WHAT IS EXPECTED:
Convert the records, from their first line through the line containing "y-axis-title: μ(ΔE(B −" (both included), into a JSON list of strings with one string per line and blank lines omitted.

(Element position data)
# # # # # # #

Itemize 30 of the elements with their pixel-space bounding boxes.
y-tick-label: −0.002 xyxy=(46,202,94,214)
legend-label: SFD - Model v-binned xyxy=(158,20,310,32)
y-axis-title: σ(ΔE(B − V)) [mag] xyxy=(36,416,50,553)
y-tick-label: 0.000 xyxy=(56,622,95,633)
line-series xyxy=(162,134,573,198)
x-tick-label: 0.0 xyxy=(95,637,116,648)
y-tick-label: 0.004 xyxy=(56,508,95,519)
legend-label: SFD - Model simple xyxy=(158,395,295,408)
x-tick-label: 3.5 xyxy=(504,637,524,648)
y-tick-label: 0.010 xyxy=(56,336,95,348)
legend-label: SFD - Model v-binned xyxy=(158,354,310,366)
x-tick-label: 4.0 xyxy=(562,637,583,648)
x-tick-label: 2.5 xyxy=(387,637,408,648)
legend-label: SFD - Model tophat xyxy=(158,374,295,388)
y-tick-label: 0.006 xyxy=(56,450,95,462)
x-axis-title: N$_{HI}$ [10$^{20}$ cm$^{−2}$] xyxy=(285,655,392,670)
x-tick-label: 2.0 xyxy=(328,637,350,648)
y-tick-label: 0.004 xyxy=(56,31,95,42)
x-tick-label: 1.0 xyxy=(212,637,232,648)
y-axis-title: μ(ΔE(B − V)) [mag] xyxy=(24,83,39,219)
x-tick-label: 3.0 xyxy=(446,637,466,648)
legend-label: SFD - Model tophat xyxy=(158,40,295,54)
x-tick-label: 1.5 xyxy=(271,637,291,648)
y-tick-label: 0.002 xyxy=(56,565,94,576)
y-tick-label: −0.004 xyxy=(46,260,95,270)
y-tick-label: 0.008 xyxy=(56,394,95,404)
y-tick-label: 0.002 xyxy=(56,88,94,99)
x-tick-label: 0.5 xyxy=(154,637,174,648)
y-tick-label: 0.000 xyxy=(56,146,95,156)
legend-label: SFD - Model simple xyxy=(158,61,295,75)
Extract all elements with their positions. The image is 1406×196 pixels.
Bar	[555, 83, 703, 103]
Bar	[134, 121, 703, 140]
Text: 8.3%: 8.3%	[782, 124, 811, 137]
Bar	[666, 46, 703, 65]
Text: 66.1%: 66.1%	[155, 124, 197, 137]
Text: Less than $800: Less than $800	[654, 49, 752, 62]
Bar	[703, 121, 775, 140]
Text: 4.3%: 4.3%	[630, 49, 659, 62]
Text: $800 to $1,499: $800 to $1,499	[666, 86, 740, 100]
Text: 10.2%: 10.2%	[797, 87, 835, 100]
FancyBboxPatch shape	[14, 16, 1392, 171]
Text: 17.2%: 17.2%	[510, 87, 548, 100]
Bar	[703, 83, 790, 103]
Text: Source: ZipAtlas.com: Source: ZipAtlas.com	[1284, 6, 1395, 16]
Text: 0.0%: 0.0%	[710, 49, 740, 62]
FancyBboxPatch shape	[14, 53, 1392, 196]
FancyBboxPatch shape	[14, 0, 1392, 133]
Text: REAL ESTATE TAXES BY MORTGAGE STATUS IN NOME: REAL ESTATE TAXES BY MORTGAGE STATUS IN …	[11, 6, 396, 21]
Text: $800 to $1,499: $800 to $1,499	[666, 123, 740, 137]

# # # # # # #

ANSWER FOR THE TASK:
[
  "Itemize 30 of the elements with their pixel-space bounding boxes.",
  "y-tick-label: −0.002 xyxy=(46,202,94,214)",
  "legend-label: SFD - Model v-binned xyxy=(158,20,310,32)",
  "y-axis-title: σ(ΔE(B − V)) [mag] xyxy=(36,416,50,553)",
  "y-tick-label: 0.000 xyxy=(56,622,95,633)",
  "line-series xyxy=(162,134,573,198)",
  "x-tick-label: 0.0 xyxy=(95,637,116,648)",
  "y-tick-label: 0.004 xyxy=(56,508,95,519)",
  "legend-label: SFD - Model simple xyxy=(158,395,295,408)",
  "x-tick-label: 3.5 xyxy=(504,637,524,648)",
  "y-tick-label: 0.010 xyxy=(56,336,95,348)",
  "legend-label: SFD - Model v-binned xyxy=(158,354,310,366)",
  "x-tick-label: 4.0 xyxy=(562,637,583,648)",
  "x-tick-label: 2.5 xyxy=(387,637,408,648)",
  "legend-label: SFD - Model tophat xyxy=(158,374,295,388)",
  "y-tick-label: 0.006 xyxy=(56,450,95,462)",
  "x-axis-title: N$_{HI}$ [10$^{20}$ cm$^{−2}$] xyxy=(285,655,392,670)",
  "x-tick-label: 2.0 xyxy=(328,637,350,648)",
  "y-tick-label: 0.004 xyxy=(56,31,95,42)",
  "x-tick-label: 1.0 xyxy=(212,637,232,648)",
  "y-axis-title: μ(ΔE(B − V)) [mag] xyxy=(24,83,39,219)"
]